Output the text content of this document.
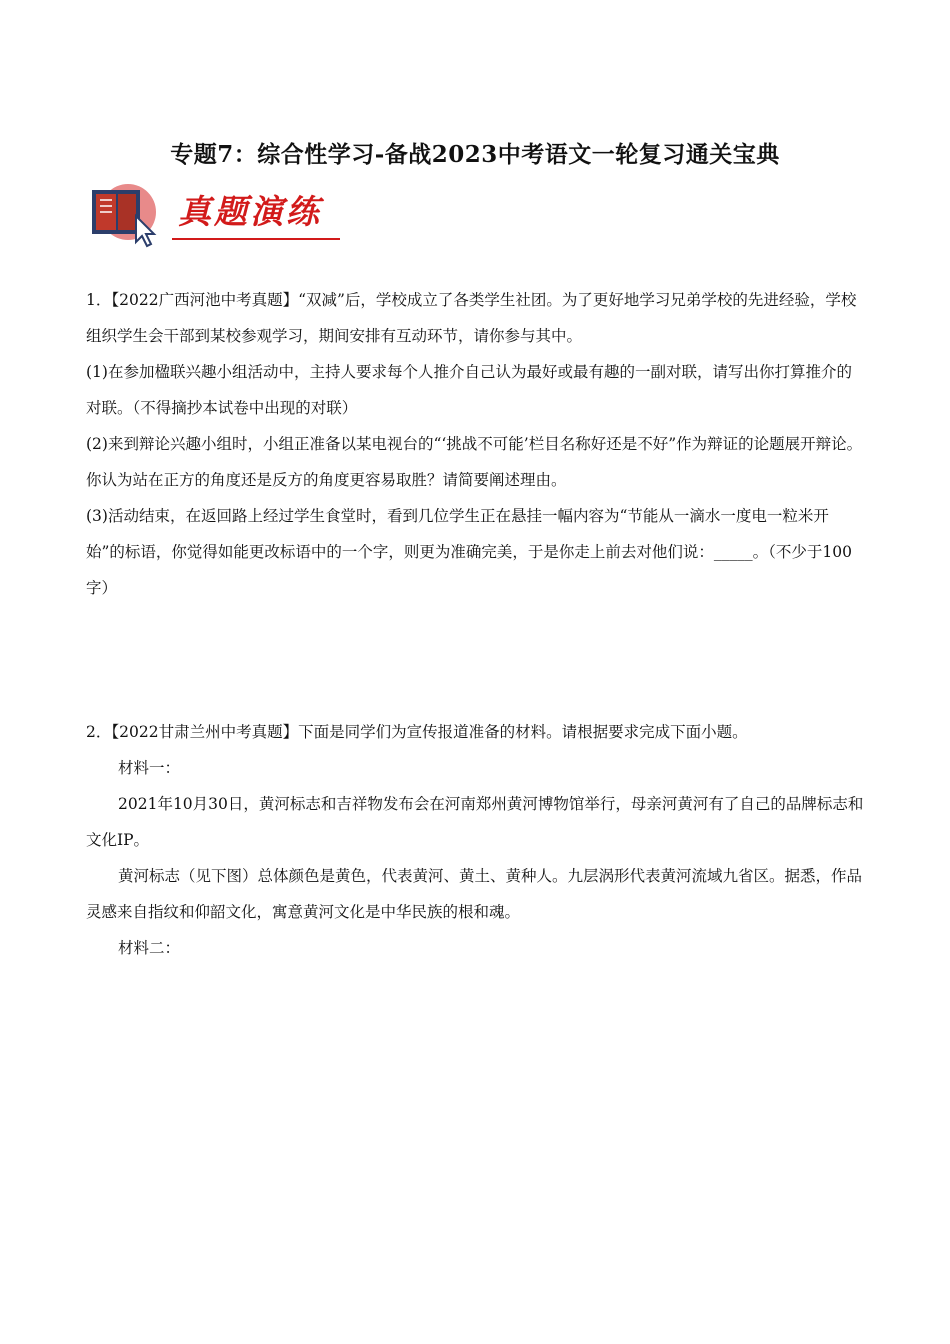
专题7：综合性学习-备战2023中考语文一轮复习通关宝典
真题演练

1．【2022广西河池中考真题】“双减”后，学校成立了各类学生社团。为了更好地学习兄弟学校的先进经验，学校组织学生会干部到某校参观学习，期间安排有互动环节，请你参与其中。

(1)在参加楹联兴趣小组活动中，主持人要求每个人推介自己认为最好或最有趣的一副对联，请写出你打算推介的对联。（不得摘抄本试卷中出现的对联）

(2)来到辩论兴趣小组时，小组正准备以某电视台的“‘挑战不可能’栏目名称好还是不好”作为辩证的论题展开辩论。你认为站在正方的角度还是反方的角度更容易取胜？请简要阐述理由。

(3)活动结束，在返回路上经过学生食堂时，看到几位学生正在悬挂一幅内容为“节能从一滴水一度电一粒米开始”的标语，你觉得如能更改标语中的一个字，则更为准确完美，于是你走上前去对他们说：_____。（不少于100字）

2．【2022甘肃兰州中考真题】下面是同学们为宣传报道准备的材料。请根据要求完成下面小题。

材料一：

2021年10月30日，黄河标志和吉祥物发布会在河南郑州黄河博物馆举行，母亲河黄河有了自己的品牌标志和文化IP。

黄河标志（见下图）总体颜色是黄色，代表黄河、黄土、黄种人。九层涡形代表黄河流域九省区。据悉，作品灵感来自指纹和仰韶文化，寓意黄河文化是中华民族的根和魂。

材料二：
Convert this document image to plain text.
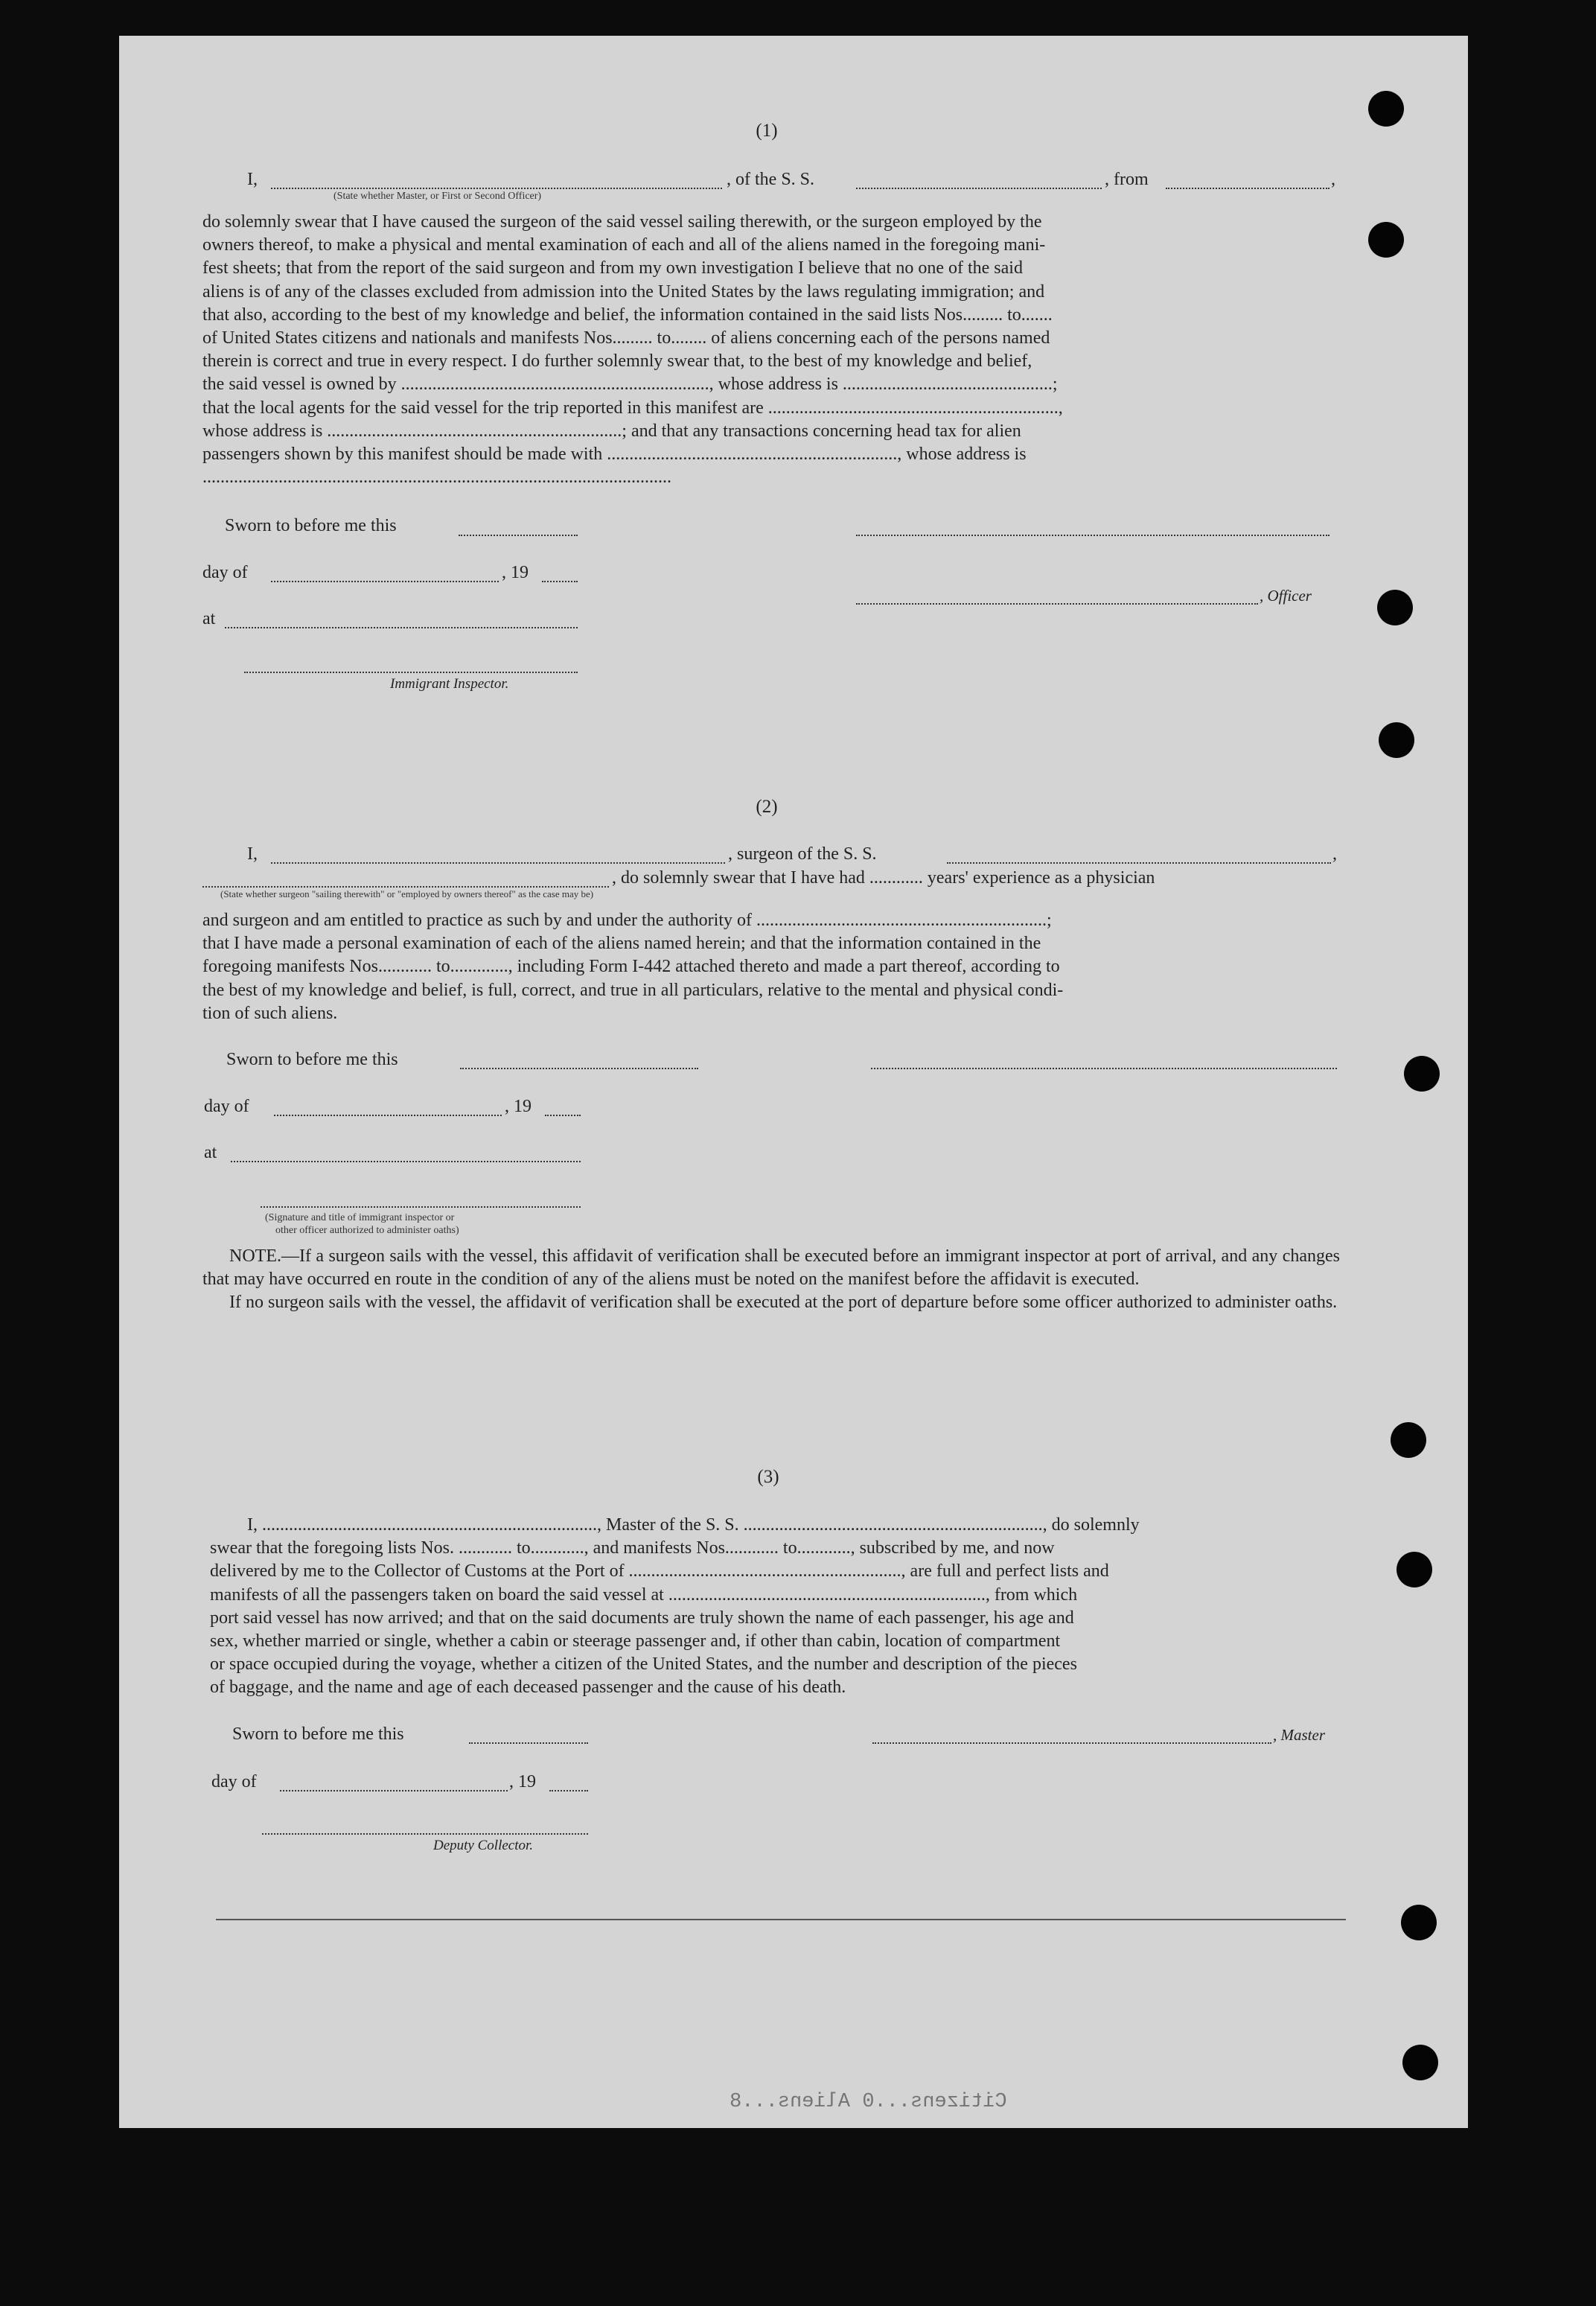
(1)
I,	, of the S. S.	, from	,
(State whether Master, or First or Second Officer)

do solemnly swear that I have caused the surgeon of the said vessel sailing therewith, or the surgeon employed by the

owners thereof, to make a physical and mental examination of each and all of the aliens named in the foregoing mani-

fest sheets; that from the report of the said surgeon and from my own investigation I believe that no one of the said

aliens is of any of the classes excluded from admission into the United States by the laws regulating immigration; and

that also, according to the best of my knowledge and belief, the information contained in the said lists Nos......... to.......

of United States citizens and nationals and manifests Nos......... to........ of aliens concerning each of the persons named

therein is correct and true in every respect. I do further solemnly swear that, to the best of my knowledge and belief,

the said vessel is owned by ....................................................................., whose address is ...............................................;

that the local agents for the said vessel for the trip reported in this manifest are .................................................................,

whose address is ..................................................................; and that any transactions concerning head tax for alien

passengers shown by this manifest should be made with ................................................................., whose address is

.........................................................................................................

Sworn to before me this
day of	, 19
, Officer
at
Immigrant Inspector.
(2)
I,	, surgeon of the S. S.	,
, do solemnly swear that I have had ............ years' experience as a physician
(State whether surgeon "sailing therewith" or "employed by owners thereof" as the case may be)

and surgeon and am entitled to practice as such by and under the authority of .................................................................;

that I have made a personal examination of each of the aliens named herein; and that the information contained in the

foregoing manifests Nos............ to............., including Form I-442 attached thereto and made a part thereof, according to

the best of my knowledge and belief, is full, correct, and true in all particulars, relative to the mental and physical condi-

tion of such aliens.

Sworn to before me this
day of	, 19
at
(Signature and title of immigrant inspector or
other officer authorized to administer oaths)

NOTE.—If a surgeon sails with the vessel, this affidavit of verification shall be executed before an immigrant inspector at port of arrival, and any changes that may have occurred en route in the condition of any of the aliens must be noted on the manifest before the affidavit is executed.

If no surgeon sails with the vessel, the affidavit of verification shall be executed at the port of departure before some officer authorized to administer oaths.

(3)

I, ..........................................................................., Master of the S. S. ..................................................................., do solemnly

swear that the foregoing lists Nos. ............ to............, and manifests Nos............ to............, subscribed by me, and now

delivered by me to the Collector of Customs at the Port of ............................................................., are full and perfect lists and

manifests of all the passengers taken on board the said vessel at ......................................................................., from which

port said vessel has now arrived; and that on the said documents are truly shown the name of each passenger, his age and

sex, whether married or single, whether a cabin or steerage passenger and, if other than cabin, location of compartment

or space occupied during the voyage, whether a citizen of the United States, and the number and description of the pieces

of baggage, and the name and age of each deceased passenger and the cause of his death.

Sworn to before me this	, Master
day of	, 19
Deputy Collector.
Citizens...0 Aliens...8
------------------------------------------------------------
Where a line above holds the string "contained", show that line.

■ **ANSWER**:
that also, according to the best of my knowledge and belief, the information contained in the said lists Nos......... to.......
that I have made a personal examination of each of the aliens named herein; and that the information contained in the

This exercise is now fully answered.